___ DATA TO PROCESS

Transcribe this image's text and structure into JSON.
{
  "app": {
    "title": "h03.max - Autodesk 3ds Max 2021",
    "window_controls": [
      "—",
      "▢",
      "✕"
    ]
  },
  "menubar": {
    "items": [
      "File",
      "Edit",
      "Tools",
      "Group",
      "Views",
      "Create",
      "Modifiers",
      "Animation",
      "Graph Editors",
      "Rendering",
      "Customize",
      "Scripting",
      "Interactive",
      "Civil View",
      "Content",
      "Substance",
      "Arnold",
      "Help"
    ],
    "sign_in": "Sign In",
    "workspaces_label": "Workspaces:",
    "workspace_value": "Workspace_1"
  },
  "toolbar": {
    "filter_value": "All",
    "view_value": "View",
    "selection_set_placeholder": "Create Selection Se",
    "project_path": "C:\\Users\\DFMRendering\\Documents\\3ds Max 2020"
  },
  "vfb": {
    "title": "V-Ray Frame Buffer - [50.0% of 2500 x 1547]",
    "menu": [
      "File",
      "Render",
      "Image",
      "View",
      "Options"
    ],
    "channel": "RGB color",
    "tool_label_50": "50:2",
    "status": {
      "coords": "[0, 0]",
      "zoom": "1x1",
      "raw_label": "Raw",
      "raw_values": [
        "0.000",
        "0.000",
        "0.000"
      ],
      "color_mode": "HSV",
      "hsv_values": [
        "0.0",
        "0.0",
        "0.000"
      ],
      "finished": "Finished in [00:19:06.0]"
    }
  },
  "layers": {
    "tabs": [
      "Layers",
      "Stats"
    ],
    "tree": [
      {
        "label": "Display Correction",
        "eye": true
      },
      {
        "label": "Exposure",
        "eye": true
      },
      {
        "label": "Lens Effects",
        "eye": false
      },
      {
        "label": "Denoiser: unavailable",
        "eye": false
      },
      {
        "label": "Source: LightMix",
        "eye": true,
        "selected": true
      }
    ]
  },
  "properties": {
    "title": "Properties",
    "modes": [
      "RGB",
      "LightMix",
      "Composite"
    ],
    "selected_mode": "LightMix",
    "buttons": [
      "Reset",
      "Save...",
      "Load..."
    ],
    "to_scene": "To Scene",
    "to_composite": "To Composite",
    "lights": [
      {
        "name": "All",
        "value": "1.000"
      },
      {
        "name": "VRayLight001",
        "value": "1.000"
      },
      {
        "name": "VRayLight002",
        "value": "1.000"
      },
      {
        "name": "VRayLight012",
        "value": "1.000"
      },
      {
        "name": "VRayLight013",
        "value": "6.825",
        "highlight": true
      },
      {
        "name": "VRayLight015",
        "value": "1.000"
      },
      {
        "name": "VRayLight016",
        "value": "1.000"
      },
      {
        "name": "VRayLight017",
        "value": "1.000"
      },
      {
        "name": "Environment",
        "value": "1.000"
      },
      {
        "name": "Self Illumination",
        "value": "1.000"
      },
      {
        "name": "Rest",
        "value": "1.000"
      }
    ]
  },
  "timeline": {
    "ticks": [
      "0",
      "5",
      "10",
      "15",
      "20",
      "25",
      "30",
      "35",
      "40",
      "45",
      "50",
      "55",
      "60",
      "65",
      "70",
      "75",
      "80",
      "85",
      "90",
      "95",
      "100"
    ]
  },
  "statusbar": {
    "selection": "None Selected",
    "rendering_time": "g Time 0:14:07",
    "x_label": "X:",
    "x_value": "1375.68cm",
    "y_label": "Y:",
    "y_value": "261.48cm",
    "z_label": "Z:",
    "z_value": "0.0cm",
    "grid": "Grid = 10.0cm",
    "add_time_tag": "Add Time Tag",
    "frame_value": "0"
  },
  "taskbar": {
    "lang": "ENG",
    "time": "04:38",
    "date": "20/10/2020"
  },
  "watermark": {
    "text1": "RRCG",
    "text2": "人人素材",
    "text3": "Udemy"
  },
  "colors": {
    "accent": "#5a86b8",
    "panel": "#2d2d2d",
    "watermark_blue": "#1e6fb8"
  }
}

______

**YOUR TASK**. Your task is to output all of the data above word for word.

**SOLUTION TO THIS EXERCISE**.
Transcribe this image's text and structure into JSON.
{
  "app": {
    "title": "h03.max - Autodesk 3ds Max 2021",
    "window_controls": [
      "—",
      "▢",
      "✕"
    ]
  },
  "menubar": {
    "items": [
      "File",
      "Edit",
      "Tools",
      "Group",
      "Views",
      "Create",
      "Modifiers",
      "Animation",
      "Graph Editors",
      "Rendering",
      "Customize",
      "Scripting",
      "Interactive",
      "Civil View",
      "Content",
      "Substance",
      "Arnold",
      "Help"
    ],
    "sign_in": "Sign In",
    "workspaces_label": "Workspaces:",
    "workspace_value": "Workspace_1"
  },
  "toolbar": {
    "filter_value": "All",
    "view_value": "View",
    "selection_set_placeholder": "Create Selection Se",
    "project_path": "C:\\Users\\DFMRendering\\Documents\\3ds Max 2020"
  },
  "vfb": {
    "title": "V-Ray Frame Buffer - [50.0% of 2500 x 1547]",
    "menu": [
      "File",
      "Render",
      "Image",
      "View",
      "Options"
    ],
    "channel": "RGB color",
    "tool_label_50": "50:2",
    "status": {
      "coords": "[0, 0]",
      "zoom": "1x1",
      "raw_label": "Raw",
      "raw_values": [
        "0.000",
        "0.000",
        "0.000"
      ],
      "color_mode": "HSV",
      "hsv_values": [
        "0.0",
        "0.0",
        "0.000"
      ],
      "finished": "Finished in [00:19:06.0]"
    }
  },
  "layers": {
    "tabs": [
      "Layers",
      "Stats"
    ],
    "tree": [
      {
        "label": "Display Correction",
        "eye": true
      },
      {
        "label": "Exposure",
        "eye": true
      },
      {
        "label": "Lens Effects",
        "eye": false
      },
      {
        "label": "Denoiser: unavailable",
        "eye": false
      },
      {
        "label": "Source: LightMix",
        "eye": true,
        "selected": true
      }
    ]
  },
  "properties": {
    "title": "Properties",
    "modes": [
      "RGB",
      "LightMix",
      "Composite"
    ],
    "selected_mode": "LightMix",
    "buttons": [
      "Reset",
      "Save...",
      "Load..."
    ],
    "to_scene": "To Scene",
    "to_composite": "To Composite",
    "lights": [
      {
        "name": "All",
        "value": "1.000"
      },
      {
        "name": "VRayLight001",
        "value": "1.000"
      },
      {
        "name": "VRayLight002",
        "value": "1.000"
      },
      {
        "name": "VRayLight012",
        "value": "1.000"
      },
      {
        "name": "VRayLight013",
        "value": "6.825",
        "highlight": true
      },
      {
        "name": "VRayLight015",
        "value": "1.000"
      },
      {
        "name": "VRayLight016",
        "value": "1.000"
      },
      {
        "name": "VRayLight017",
        "value": "1.000"
      },
      {
        "name": "Environment",
        "value": "1.000"
      },
      {
        "name": "Self Illumination",
        "value": "1.000"
      },
      {
        "name": "Rest",
        "value": "1.000"
      }
    ]
  },
  "timeline": {
    "ticks": [
      "0",
      "5",
      "10",
      "15",
      "20",
      "25",
      "30",
      "35",
      "40",
      "45",
      "50",
      "55",
      "60",
      "65",
      "70",
      "75",
      "80",
      "85",
      "90",
      "95",
      "100"
    ]
  },
  "statusbar": {
    "selection": "None Selected",
    "rendering_time": "g Time 0:14:07",
    "x_label": "X:",
    "x_value": "1375.68cm",
    "y_label": "Y:",
    "y_value": "261.48cm",
    "z_label": "Z:",
    "z_value": "0.0cm",
    "grid": "Grid = 10.0cm",
    "add_time_tag": "Add Time Tag",
    "frame_value": "0"
  },
  "taskbar": {
    "lang": "ENG",
    "time": "04:38",
    "date": "20/10/2020"
  },
  "watermark": {
    "text1": "RRCG",
    "text2": "人人素材",
    "text3": "Udemy"
  },
  "colors": {
    "accent": "#5a86b8",
    "panel": "#2d2d2d",
    "watermark_blue": "#1e6fb8"
  }
}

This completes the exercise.